----- Stored data
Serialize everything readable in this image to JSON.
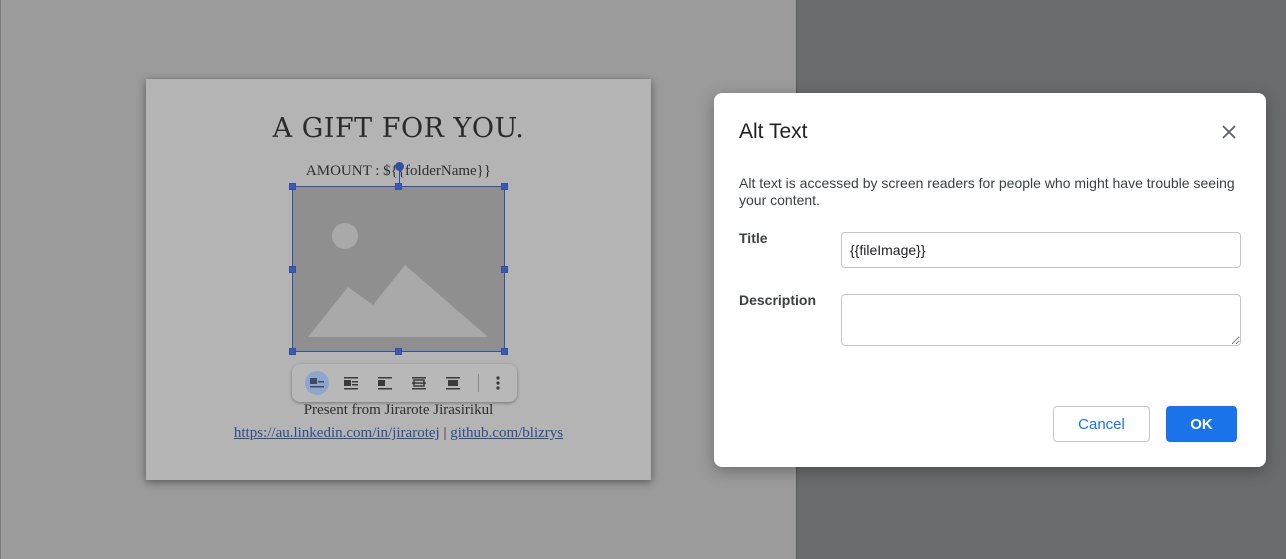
{
  "document": {
    "title": "A GIFT FOR YOU.",
    "amount_line": "AMOUNT : ${{folderName}}",
    "present_line": "Present from Jirarote Jirasirikul",
    "link_linkedin": "https://au.linkedin.com/in/jirarotej",
    "link_separator": " | ",
    "link_github": "github.com/blizrys"
  },
  "image_toolbar": {
    "buttons": [
      "inline-icon",
      "wrap-text-icon",
      "break-text-icon",
      "behind-text-icon",
      "in-front-of-text-icon",
      "more-options-icon"
    ],
    "active": "inline-icon"
  },
  "dialog": {
    "title": "Alt Text",
    "description": "Alt text is accessed by screen readers for people who might have trouble seeing your content.",
    "title_label": "Title",
    "title_value": "{{fileImage}}",
    "description_label": "Description",
    "description_value": "",
    "cancel_label": "Cancel",
    "ok_label": "OK"
  },
  "colors": {
    "accent": "#1a73e8",
    "selection": "#2f4fa8"
  }
}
----------
◆ Challenge ◆
Can the entries above be repeated exactly, without their pictures?

◆ Written answer ◆
Serialize everything readable in this image to JSON.
{
  "document": {
    "title": "A GIFT FOR YOU.",
    "amount_line": "AMOUNT : ${{folderName}}",
    "present_line": "Present from Jirarote Jirasirikul",
    "link_linkedin": "https://au.linkedin.com/in/jirarotej",
    "link_separator": " | ",
    "link_github": "github.com/blizrys"
  },
  "image_toolbar": {
    "buttons": [
      "inline-icon",
      "wrap-text-icon",
      "break-text-icon",
      "behind-text-icon",
      "in-front-of-text-icon",
      "more-options-icon"
    ],
    "active": "inline-icon"
  },
  "dialog": {
    "title": "Alt Text",
    "description": "Alt text is accessed by screen readers for people who might have trouble seeing your content.",
    "title_label": "Title",
    "title_value": "{{fileImage}}",
    "description_label": "Description",
    "description_value": "",
    "cancel_label": "Cancel",
    "ok_label": "OK"
  },
  "colors": {
    "accent": "#1a73e8",
    "selection": "#2f4fa8"
  }
}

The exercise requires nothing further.